● Raw records

* START *

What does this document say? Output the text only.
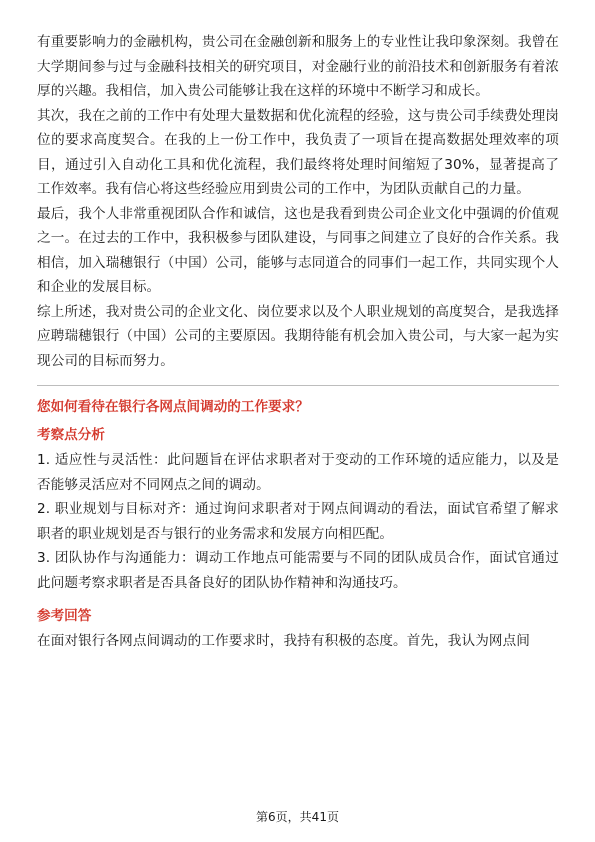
有重要影响力的金融机构，贵公司在金融创新和服务上的专业性让我印象深刻。我曾在大学期间参与过与金融科技相关的研究项目，对金融行业的前沿技术和创新服务有着浓厚的兴趣。我相信，加入贵公司能够让我在这样的环境中不断学习和成长。

其次，我在之前的工作中有处理大量数据和优化流程的经验，这与贵公司手续费处理岗位的要求高度契合。在我的上一份工作中，我负责了一项旨在提高数据处理效率的项目，通过引入自动化工具和优化流程，我们最终将处理时间缩短了30%，显著提高了工作效率。我有信心将这些经验应用到贵公司的工作中，为团队贡献自己的力量。

最后，我个人非常重视团队合作和诚信，这也是我看到贵公司企业文化中强调的价值观之一。在过去的工作中，我积极参与团队建设，与同事之间建立了良好的合作关系。我相信，加入瑞穗银行（中国）公司，能够与志同道合的同事们一起工作，共同实现个人和企业的发展目标。

综上所述，我对贵公司的企业文化、岗位要求以及个人职业规划的高度契合，是我选择应聘瑞穗银行（中国）公司的主要原因。我期待能有机会加入贵公司，与大家一起为实现公司的目标而努力。

您如何看待在银行各网点间调动的工作要求？
考察点分析

1. 适应性与灵活性：此问题旨在评估求职者对于变动的工作环境的适应能力，以及是否能够灵活应对不同网点之间的调动。

2. 职业规划与目标对齐：通过询问求职者对于网点间调动的看法，面试官希望了解求职者的职业规划是否与银行的业务需求和发展方向相匹配。

3. 团队协作与沟通能力：调动工作地点可能需要与不同的团队成员合作，面试官通过此问题考察求职者是否具备良好的团队协作精神和沟通技巧。

参考回答

在面对银行各网点间调动的工作要求时，我持有积极的态度。首先，我认为网点间

第6页，共41页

* END *

● TASK DIRECTIONS
Leave the pictures out and print the records above exactly as they stand.

● RESPONSE
What does this document say? Output the text only.
有重要影响力的金融机构，贵公司在金融创新和服务上的专业性让我印象深刻。我曾在大学期间参与过与金融科技相关的研究项目，对金融行业的前沿技术和创新服务有着浓厚的兴趣。我相信，加入贵公司能够让我在这样的环境中不断学习和成长。

其次，我在之前的工作中有处理大量数据和优化流程的经验，这与贵公司手续费处理岗位的要求高度契合。在我的上一份工作中，我负责了一项旨在提高数据处理效率的项目，通过引入自动化工具和优化流程，我们最终将处理时间缩短了30%，显著提高了工作效率。我有信心将这些经验应用到贵公司的工作中，为团队贡献自己的力量。

最后，我个人非常重视团队合作和诚信，这也是我看到贵公司企业文化中强调的价值观之一。在过去的工作中，我积极参与团队建设，与同事之间建立了良好的合作关系。我相信，加入瑞穗银行（中国）公司，能够与志同道合的同事们一起工作，共同实现个人和企业的发展目标。

综上所述，我对贵公司的企业文化、岗位要求以及个人职业规划的高度契合，是我选择应聘瑞穗银行（中国）公司的主要原因。我期待能有机会加入贵公司，与大家一起为实现公司的目标而努力。

您如何看待在银行各网点间调动的工作要求？
考察点分析

1. 适应性与灵活性：此问题旨在评估求职者对于变动的工作环境的适应能力，以及是否能够灵活应对不同网点之间的调动。

2. 职业规划与目标对齐：通过询问求职者对于网点间调动的看法，面试官希望了解求职者的职业规划是否与银行的业务需求和发展方向相匹配。

3. 团队协作与沟通能力：调动工作地点可能需要与不同的团队成员合作，面试官通过此问题考察求职者是否具备良好的团队协作精神和沟通技巧。

参考回答

在面对银行各网点间调动的工作要求时，我持有积极的态度。首先，我认为网点间

第6页，共41页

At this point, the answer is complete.